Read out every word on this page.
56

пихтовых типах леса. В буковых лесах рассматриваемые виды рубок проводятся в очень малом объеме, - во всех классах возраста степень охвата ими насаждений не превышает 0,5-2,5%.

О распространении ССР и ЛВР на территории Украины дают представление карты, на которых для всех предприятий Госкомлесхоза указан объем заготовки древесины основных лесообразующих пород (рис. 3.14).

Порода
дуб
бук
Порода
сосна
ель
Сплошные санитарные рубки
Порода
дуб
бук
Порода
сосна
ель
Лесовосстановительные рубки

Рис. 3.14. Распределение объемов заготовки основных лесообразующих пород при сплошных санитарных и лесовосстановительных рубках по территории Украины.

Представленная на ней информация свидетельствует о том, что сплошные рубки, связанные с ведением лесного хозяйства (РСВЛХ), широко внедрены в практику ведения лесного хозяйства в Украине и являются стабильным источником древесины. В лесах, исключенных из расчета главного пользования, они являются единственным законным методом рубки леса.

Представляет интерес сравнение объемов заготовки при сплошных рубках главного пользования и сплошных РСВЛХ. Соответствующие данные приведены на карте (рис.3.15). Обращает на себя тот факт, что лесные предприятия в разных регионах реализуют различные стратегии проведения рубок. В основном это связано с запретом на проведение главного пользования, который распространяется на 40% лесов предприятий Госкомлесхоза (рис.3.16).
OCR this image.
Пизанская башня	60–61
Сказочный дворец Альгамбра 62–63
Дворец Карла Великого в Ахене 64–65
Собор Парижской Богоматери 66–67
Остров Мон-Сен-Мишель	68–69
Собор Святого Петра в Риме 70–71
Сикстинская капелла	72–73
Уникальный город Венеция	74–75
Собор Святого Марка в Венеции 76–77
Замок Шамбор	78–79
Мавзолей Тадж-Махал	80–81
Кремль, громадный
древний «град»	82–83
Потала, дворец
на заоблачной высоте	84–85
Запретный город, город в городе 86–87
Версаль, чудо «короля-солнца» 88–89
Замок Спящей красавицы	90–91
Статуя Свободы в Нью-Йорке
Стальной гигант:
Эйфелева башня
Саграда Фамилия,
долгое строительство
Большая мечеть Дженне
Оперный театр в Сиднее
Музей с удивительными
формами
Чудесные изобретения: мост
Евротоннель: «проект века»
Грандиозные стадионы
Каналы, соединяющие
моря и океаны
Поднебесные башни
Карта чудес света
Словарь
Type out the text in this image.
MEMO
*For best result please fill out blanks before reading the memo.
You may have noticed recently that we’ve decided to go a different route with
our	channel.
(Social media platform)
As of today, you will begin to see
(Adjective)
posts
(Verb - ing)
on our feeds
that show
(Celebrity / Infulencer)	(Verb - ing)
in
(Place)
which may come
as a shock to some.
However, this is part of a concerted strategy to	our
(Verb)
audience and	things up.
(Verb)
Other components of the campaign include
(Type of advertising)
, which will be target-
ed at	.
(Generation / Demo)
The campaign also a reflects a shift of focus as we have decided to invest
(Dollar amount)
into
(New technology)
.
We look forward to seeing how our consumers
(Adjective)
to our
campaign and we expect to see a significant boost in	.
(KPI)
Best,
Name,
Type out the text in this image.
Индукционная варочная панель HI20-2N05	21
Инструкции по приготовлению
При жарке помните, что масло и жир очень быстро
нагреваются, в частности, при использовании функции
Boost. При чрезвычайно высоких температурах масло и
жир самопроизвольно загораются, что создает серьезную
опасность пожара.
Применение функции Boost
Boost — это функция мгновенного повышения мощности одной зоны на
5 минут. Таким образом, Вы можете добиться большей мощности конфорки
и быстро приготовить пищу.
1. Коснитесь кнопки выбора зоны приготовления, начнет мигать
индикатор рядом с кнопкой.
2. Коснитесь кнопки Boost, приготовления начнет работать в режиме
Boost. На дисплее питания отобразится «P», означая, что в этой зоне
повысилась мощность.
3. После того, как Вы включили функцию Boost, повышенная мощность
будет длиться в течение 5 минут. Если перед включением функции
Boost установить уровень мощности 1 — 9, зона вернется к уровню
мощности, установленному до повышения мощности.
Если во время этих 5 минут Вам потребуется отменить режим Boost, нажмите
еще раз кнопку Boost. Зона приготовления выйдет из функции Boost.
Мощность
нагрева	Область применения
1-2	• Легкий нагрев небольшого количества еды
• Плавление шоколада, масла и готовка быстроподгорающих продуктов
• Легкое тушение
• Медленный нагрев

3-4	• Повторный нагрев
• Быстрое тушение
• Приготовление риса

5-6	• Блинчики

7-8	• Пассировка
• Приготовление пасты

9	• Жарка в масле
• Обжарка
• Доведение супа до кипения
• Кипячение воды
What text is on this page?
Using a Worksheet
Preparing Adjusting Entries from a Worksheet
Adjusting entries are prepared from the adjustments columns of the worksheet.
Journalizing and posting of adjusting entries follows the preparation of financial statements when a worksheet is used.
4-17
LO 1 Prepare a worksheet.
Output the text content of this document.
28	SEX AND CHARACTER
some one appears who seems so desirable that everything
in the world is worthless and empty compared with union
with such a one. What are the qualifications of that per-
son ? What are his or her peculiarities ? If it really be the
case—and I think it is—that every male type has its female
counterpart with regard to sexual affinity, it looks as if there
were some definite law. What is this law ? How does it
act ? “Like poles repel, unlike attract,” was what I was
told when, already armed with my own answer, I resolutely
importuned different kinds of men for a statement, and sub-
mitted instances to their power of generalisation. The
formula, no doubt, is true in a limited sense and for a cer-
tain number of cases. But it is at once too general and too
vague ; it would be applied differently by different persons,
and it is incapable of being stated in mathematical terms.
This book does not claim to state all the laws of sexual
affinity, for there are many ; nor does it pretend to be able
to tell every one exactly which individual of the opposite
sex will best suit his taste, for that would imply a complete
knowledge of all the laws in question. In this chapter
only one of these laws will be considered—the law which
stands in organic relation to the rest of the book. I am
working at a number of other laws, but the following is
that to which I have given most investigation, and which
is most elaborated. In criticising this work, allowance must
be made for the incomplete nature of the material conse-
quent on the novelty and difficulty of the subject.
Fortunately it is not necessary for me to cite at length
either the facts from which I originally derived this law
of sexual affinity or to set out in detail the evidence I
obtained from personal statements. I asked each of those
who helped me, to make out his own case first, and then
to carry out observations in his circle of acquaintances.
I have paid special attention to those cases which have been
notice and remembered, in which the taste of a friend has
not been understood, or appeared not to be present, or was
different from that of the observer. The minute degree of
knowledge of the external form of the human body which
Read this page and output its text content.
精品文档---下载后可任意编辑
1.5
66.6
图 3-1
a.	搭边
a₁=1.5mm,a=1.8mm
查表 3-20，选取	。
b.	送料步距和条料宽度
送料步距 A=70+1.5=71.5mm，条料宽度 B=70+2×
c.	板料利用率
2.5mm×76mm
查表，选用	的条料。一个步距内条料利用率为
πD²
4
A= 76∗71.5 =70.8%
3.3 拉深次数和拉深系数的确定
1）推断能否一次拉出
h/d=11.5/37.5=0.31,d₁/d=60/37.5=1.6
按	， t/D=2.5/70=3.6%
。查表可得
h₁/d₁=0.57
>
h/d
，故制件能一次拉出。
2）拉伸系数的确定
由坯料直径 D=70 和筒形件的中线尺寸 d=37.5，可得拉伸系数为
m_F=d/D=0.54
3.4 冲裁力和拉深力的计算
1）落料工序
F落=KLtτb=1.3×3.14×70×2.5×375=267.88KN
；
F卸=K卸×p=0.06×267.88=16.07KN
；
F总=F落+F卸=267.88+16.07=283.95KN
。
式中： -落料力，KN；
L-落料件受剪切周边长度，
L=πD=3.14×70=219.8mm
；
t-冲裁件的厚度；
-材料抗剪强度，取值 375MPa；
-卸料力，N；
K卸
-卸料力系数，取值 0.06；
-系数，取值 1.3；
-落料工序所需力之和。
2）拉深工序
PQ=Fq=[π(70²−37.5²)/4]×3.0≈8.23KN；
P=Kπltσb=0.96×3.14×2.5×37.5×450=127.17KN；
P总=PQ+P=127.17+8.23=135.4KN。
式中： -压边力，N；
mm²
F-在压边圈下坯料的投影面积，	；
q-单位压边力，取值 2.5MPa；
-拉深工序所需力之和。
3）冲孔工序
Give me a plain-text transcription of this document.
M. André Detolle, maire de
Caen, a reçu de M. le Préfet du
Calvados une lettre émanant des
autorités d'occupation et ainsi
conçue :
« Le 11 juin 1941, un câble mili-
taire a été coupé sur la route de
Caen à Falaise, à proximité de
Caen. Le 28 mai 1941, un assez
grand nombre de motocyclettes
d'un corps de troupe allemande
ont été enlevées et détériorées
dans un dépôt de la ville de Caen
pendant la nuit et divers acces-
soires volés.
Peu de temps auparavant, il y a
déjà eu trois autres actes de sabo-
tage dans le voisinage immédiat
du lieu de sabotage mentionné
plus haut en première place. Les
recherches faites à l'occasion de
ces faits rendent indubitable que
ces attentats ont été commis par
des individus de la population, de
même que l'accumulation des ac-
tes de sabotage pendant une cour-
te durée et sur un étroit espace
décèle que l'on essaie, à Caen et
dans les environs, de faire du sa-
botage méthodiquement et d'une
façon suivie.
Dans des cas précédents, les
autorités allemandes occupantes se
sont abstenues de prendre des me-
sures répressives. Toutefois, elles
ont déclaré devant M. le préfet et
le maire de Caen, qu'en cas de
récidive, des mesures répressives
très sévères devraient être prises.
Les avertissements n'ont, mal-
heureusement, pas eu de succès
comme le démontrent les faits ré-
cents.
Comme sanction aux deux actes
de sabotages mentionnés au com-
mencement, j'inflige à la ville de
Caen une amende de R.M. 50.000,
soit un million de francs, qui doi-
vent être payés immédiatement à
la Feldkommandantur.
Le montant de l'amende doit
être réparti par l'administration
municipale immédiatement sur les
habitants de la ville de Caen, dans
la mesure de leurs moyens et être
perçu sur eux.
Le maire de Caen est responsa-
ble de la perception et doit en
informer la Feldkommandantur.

********

• **STATED PROBLEM**
Work through the listing above and report how many lines include the string "рубок", with no other text.

• **FULL SOLUTION**
2